Dataset entries:
::::::::::

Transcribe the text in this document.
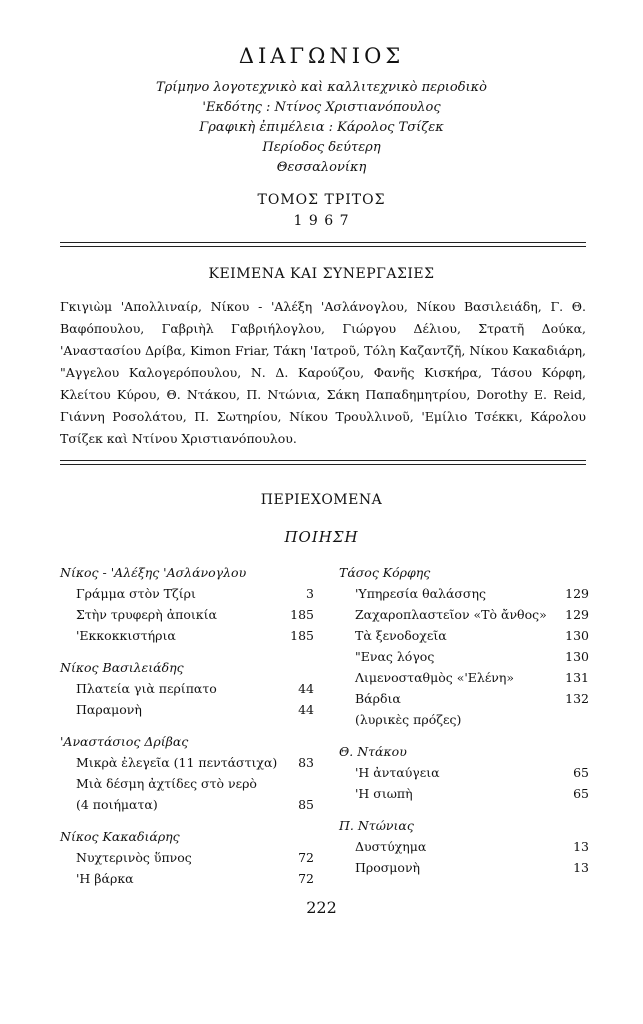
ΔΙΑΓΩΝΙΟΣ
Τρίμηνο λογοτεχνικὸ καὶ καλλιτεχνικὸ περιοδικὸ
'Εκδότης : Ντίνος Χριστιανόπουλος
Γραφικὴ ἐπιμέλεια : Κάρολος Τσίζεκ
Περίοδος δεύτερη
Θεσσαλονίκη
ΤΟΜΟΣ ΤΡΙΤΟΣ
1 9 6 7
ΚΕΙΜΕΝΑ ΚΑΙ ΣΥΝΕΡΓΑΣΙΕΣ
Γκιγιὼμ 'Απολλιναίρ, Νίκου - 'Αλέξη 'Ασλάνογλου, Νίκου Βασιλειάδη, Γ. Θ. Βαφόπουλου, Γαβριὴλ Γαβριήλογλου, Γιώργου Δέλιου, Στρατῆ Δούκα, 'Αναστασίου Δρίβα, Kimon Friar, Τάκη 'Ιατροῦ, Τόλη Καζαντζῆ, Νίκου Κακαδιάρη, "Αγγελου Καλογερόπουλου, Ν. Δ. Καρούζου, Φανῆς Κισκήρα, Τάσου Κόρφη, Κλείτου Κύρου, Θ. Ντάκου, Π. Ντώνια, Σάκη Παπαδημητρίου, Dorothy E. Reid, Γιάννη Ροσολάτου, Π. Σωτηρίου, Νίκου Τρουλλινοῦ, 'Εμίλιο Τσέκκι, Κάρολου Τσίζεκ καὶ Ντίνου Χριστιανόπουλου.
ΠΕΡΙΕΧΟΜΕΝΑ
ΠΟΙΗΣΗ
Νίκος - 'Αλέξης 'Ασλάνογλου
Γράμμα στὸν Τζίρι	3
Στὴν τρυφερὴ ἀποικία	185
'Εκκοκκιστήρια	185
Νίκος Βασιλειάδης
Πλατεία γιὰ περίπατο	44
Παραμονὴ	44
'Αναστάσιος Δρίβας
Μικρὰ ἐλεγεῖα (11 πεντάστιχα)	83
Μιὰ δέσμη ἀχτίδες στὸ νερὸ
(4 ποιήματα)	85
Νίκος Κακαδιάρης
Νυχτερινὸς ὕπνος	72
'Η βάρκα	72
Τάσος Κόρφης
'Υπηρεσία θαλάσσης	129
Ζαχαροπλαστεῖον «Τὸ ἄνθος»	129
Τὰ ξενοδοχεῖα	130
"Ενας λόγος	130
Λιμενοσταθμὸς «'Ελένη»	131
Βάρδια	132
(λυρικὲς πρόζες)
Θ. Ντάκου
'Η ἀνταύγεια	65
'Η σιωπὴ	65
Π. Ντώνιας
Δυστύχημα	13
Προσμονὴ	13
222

::::::::::

## GIVEN INSTRUCTION
Take the entries shown above and quote them verbatim, passing over the pictures.

## RESULT BELOW
Transcribe the text in this document.
ΔΙΑΓΩΝΙΟΣ
Τρίμηνο λογοτεχνικὸ καὶ καλλιτεχνικὸ περιοδικὸ
'Εκδότης : Ντίνος Χριστιανόπουλος
Γραφικὴ ἐπιμέλεια : Κάρολος Τσίζεκ
Περίοδος δεύτερη
Θεσσαλονίκη
ΤΟΜΟΣ ΤΡΙΤΟΣ
1 9 6 7
ΚΕΙΜΕΝΑ ΚΑΙ ΣΥΝΕΡΓΑΣΙΕΣ
Γκιγιὼμ 'Απολλιναίρ, Νίκου - 'Αλέξη 'Ασλάνογλου, Νίκου Βασιλειάδη, Γ. Θ. Βαφόπουλου, Γαβριὴλ Γαβριήλογλου, Γιώργου Δέλιου, Στρατῆ Δούκα, 'Αναστασίου Δρίβα, Kimon Friar, Τάκη 'Ιατροῦ, Τόλη Καζαντζῆ, Νίκου Κακαδιάρη, "Αγγελου Καλογερόπουλου, Ν. Δ. Καρούζου, Φανῆς Κισκήρα, Τάσου Κόρφη, Κλείτου Κύρου, Θ. Ντάκου, Π. Ντώνια, Σάκη Παπαδημητρίου, Dorothy E. Reid, Γιάννη Ροσολάτου, Π. Σωτηρίου, Νίκου Τρουλλινοῦ, 'Εμίλιο Τσέκκι, Κάρολου Τσίζεκ καὶ Ντίνου Χριστιανόπουλου.
ΠΕΡΙΕΧΟΜΕΝΑ
ΠΟΙΗΣΗ
Νίκος - 'Αλέξης 'Ασλάνογλου
Γράμμα στὸν Τζίρι	3
Στὴν τρυφερὴ ἀποικία	185
'Εκκοκκιστήρια	185
Νίκος Βασιλειάδης
Πλατεία γιὰ περίπατο	44
Παραμονὴ	44
'Αναστάσιος Δρίβας
Μικρὰ ἐλεγεῖα (11 πεντάστιχα)	83
Μιὰ δέσμη ἀχτίδες στὸ νερὸ
(4 ποιήματα)	85
Νίκος Κακαδιάρης
Νυχτερινὸς ὕπνος	72
'Η βάρκα	72
Τάσος Κόρφης
'Υπηρεσία θαλάσσης	129
Ζαχαροπλαστεῖον «Τὸ ἄνθος»	129
Τὰ ξενοδοχεῖα	130
"Ενας λόγος	130
Λιμενοσταθμὸς «'Ελένη»	131
Βάρδια	132
(λυρικὲς πρόζες)
Θ. Ντάκου
'Η ἀνταύγεια	65
'Η σιωπὴ	65
Π. Ντώνιας
Δυστύχημα	13
Προσμονὴ	13
222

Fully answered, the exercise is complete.